[START]

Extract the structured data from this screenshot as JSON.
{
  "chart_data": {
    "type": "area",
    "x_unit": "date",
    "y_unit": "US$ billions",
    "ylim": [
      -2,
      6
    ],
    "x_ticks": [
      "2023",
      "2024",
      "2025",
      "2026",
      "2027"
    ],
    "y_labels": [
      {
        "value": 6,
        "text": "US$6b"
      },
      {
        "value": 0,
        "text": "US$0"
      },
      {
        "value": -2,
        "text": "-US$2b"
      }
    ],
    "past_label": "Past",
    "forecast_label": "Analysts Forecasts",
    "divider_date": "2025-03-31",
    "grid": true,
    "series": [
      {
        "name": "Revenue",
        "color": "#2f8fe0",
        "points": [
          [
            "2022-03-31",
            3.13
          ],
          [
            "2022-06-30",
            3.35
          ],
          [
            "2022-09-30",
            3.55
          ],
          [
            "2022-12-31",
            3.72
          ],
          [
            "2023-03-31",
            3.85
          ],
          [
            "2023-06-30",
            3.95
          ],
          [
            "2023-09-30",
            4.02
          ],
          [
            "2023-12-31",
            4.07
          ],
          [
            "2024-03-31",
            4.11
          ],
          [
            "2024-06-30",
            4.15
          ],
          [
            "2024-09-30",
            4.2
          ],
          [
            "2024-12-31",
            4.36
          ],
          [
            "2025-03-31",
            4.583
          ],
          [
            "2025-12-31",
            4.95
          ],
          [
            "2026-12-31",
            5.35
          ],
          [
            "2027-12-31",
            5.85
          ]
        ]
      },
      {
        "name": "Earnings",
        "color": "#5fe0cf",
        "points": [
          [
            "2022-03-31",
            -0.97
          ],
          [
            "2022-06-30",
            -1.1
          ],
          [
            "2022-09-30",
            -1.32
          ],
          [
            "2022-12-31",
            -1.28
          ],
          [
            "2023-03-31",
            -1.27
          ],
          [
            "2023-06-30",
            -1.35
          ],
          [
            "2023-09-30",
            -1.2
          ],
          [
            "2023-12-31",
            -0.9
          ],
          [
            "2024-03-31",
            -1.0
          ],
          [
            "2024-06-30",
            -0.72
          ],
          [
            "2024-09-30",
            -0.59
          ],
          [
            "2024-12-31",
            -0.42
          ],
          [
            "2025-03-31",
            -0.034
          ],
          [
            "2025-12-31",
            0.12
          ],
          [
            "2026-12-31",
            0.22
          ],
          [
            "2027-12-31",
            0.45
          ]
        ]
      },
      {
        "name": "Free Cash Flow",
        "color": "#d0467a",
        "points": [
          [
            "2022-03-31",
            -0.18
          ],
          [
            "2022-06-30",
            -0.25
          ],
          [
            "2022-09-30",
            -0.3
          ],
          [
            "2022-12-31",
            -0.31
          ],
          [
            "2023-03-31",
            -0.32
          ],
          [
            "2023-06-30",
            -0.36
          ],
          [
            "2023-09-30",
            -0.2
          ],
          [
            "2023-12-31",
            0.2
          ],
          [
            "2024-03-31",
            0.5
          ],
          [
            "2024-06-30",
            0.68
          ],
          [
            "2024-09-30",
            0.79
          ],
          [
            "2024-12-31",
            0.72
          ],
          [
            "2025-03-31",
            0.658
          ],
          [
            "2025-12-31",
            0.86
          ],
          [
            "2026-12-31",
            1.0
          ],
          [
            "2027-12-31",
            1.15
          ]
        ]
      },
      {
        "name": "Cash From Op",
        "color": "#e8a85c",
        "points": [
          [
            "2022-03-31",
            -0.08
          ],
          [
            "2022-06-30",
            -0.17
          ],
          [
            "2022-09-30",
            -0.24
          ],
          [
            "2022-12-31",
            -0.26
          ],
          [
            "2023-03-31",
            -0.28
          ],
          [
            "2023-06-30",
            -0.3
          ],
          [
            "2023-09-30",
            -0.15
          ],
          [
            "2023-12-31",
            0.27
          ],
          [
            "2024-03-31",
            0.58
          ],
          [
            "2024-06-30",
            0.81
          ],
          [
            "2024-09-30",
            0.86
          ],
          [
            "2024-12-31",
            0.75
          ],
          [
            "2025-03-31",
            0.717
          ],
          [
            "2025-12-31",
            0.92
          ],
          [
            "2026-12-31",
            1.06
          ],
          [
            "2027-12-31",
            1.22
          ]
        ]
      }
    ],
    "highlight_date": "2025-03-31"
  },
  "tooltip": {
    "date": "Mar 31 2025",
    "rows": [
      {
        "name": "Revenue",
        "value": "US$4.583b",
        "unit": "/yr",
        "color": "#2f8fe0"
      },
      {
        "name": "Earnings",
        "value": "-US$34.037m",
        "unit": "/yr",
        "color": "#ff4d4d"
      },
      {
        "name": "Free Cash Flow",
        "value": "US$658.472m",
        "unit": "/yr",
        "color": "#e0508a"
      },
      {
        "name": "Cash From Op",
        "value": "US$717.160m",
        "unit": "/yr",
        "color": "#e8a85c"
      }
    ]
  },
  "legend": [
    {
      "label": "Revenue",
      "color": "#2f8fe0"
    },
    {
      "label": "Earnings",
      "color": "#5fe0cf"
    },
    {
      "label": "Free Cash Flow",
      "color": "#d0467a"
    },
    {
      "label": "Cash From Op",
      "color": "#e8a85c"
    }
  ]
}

[END]
[START]

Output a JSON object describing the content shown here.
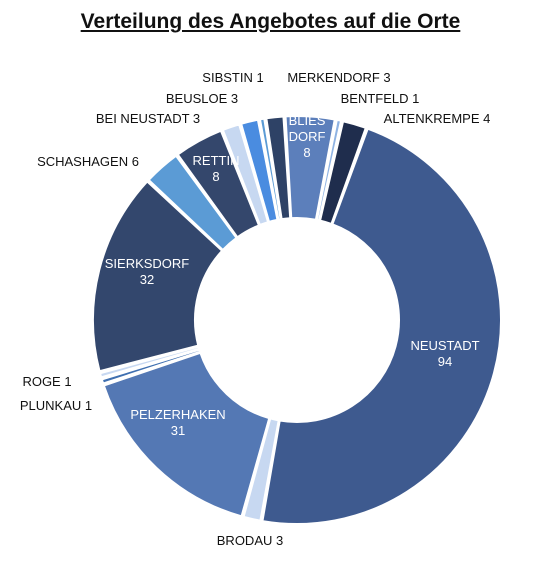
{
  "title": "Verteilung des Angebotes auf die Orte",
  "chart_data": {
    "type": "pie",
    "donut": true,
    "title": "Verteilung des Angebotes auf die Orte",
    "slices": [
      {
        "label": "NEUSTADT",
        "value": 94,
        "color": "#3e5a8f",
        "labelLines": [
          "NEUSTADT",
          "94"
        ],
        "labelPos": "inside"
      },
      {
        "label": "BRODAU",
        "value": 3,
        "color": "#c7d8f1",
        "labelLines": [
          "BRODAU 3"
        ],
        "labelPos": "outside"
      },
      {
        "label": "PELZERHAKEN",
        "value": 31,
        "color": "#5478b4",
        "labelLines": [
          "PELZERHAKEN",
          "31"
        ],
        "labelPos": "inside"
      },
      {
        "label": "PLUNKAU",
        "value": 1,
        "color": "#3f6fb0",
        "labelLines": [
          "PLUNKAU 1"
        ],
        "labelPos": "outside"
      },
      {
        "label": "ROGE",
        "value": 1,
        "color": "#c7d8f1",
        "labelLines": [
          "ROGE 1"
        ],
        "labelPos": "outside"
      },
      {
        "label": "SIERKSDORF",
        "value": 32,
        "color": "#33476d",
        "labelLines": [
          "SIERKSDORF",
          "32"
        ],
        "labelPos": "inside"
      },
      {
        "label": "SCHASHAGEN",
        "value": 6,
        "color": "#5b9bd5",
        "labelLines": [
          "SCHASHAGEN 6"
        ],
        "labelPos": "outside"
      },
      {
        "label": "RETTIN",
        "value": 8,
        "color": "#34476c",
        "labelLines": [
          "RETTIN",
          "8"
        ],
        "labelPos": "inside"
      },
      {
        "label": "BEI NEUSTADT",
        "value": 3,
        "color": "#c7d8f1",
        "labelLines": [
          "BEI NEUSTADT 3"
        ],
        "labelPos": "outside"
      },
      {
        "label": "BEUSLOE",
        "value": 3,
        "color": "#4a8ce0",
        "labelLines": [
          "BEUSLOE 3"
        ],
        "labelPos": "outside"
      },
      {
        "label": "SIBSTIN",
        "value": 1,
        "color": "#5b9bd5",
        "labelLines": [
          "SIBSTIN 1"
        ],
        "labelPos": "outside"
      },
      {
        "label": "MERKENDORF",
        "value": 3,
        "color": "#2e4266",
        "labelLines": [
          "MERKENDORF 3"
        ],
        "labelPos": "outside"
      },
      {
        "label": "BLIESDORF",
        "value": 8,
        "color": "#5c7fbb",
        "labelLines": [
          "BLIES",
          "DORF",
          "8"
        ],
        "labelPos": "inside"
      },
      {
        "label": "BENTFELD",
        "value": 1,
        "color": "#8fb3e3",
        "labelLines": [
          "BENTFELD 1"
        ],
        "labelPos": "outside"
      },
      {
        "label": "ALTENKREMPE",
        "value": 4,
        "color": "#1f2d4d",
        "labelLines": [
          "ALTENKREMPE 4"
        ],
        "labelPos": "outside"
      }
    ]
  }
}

[END]

(Requirements) Copy each line containing the word "Orte" from the data.

(Result of the exercise)
  "title": "Verteilung des Angebotes auf die Orte",
    "title": "Verteilung des Angebotes auf die Orte",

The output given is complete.